Write out the entire account of rounds with the chief of medicine, word for word.

■ **READING PASSAGE**:
::::::::

My medical school classmates and I were on high alert. That afternoon, our in-patient rounds were being conducted by the chief of medicine of our medical school. In our group was a senior medical resident who was currently supervising us. The chief led us into a patient’s room and he politely introduced himself and the rest of us to the patient.
“Dr. Smith. What can you tell me about this patient?”
The senior resident quickly responded, “Mr. Jones was admitted with worsening chest pain that occurred over several hours, unrelieved by rest. Our initial tests ruled out an MI (myocardial infarction) and he is scheduled for a coronary angiogram.”
“His history is suggestive of angina. What do you think, Dr. Smith?”
Our resident confidently declared, “Wasn’t it Osler who first coined the term, ‘pre-infarction angina’ to describe the disease we now call unstable angina? I believe his history of continual chest pain, unrelieved by rest, fits this diagnosis.”
The chief’s eyes twinkled. “Very good. Yes, this was Osler’s original description of this disease.”
After our rounds, my classmate looked at me with eyes opened wide and declared, “He quoted Osler!”
“I know!” I nodded. “Never thought I would hear that!”
Dr. Osler ushered in many advances in medicine that are still relevant to today’s physicians. His medical observations and his quotations frequently find placement in medical books and journal articles. In spite of his revered status, it is almost a joke amongst medical students if we hear of another medical student or physician quoting Sir William Osler because it is perceived as an over the top, ostentatious display of knowledge, uttered only by sycophants. While this quotation did provide an eloquent and historical definition of unstable angina, it undoubtedly was used to impress the chief of medicine.

::::::::

[Data items]
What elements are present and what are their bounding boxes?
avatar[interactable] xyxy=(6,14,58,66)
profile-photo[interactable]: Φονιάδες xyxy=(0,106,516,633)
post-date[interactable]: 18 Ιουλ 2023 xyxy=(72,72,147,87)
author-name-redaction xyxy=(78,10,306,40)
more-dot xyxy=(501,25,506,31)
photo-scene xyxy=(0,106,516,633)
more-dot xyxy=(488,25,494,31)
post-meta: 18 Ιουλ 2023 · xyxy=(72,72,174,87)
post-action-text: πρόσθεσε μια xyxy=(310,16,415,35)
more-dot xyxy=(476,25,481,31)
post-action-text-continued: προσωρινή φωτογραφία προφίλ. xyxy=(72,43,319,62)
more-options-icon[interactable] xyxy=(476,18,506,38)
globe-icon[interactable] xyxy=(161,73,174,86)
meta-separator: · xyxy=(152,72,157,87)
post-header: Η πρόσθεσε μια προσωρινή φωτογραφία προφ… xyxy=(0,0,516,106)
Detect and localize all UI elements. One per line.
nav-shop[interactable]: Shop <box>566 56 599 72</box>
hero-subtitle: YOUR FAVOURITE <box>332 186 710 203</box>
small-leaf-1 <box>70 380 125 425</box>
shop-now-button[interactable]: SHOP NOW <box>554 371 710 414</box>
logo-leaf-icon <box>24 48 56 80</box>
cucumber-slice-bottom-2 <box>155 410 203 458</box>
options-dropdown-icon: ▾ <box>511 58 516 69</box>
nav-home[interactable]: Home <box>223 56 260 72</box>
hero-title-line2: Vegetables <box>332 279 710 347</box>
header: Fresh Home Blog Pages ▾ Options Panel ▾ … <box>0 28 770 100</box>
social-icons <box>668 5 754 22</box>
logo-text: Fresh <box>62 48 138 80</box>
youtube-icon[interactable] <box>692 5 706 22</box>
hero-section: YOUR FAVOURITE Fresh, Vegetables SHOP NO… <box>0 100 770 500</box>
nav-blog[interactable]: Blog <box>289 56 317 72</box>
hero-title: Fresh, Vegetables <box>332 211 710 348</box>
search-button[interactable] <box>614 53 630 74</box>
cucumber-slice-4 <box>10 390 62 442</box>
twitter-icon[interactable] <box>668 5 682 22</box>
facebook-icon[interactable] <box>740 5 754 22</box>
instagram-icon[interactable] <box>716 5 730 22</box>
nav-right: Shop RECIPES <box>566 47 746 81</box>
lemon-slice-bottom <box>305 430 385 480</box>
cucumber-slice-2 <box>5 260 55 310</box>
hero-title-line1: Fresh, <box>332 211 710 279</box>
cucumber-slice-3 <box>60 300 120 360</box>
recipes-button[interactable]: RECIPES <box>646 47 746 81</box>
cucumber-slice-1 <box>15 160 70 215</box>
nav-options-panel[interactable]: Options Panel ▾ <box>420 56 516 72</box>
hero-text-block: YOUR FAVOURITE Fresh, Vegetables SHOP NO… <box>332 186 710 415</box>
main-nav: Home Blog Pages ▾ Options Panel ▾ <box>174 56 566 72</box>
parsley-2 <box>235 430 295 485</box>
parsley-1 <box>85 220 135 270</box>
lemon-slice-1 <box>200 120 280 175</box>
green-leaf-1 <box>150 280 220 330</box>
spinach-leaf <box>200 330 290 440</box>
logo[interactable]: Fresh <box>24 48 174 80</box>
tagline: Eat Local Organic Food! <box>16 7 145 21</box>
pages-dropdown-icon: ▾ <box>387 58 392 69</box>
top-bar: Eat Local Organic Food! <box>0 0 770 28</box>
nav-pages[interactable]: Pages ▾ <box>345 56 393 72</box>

::::::::

■ **RESULT FOR THIS TASK**:
My medical school classmates and I were on high alert. That afternoon, our in-patient rounds were being conducted by the chief of medicine of our medical school. In our group was a senior medical resident who was currently supervising us. The chief led us into a patient’s room and he politely introduced himself and the rest of us to the patient.
“Dr. Smith. What can you tell me about this patient?”
The senior resident quickly responded, “Mr. Jones was admitted with worsening chest pain that occurred over several hours, unrelieved by rest. Our initial tests ruled out an MI (myocardial infarction) and he is scheduled for a coronary angiogram.”
“His history is suggestive of angina. What do you think, Dr. Smith?”
Our resident confidently declared, “Wasn’t it Osler who first coined the term, ‘pre-infarction angina’ to describe the disease we now call unstable angina? I believe his history of continual chest pain, unrelieved by rest, fits this diagnosis.”
The chief’s eyes twinkled. “Very good. Yes, this was Osler’s original description of this disease.”
After our rounds, my classmate looked at me with eyes opened wide and declared, “He quoted Osler!”
“I know!” I nodded. “Never thought I would hear that!”
Dr. Osler ushered in many advances in medicine that are still relevant to today’s physicians. His medical observations and his quotations frequently find placement in medical books and journal articles. In spite of his revered status, it is almost a joke amongst medical students if we hear of another medical student or physician quoting Sir William Osler because it is perceived as an over the top, ostentatious display of knowledge, uttered only by sycophants. While this quotation did provide an eloquent and historical definition of unstable angina, it undoubtedly was used to impress the chief of medicine.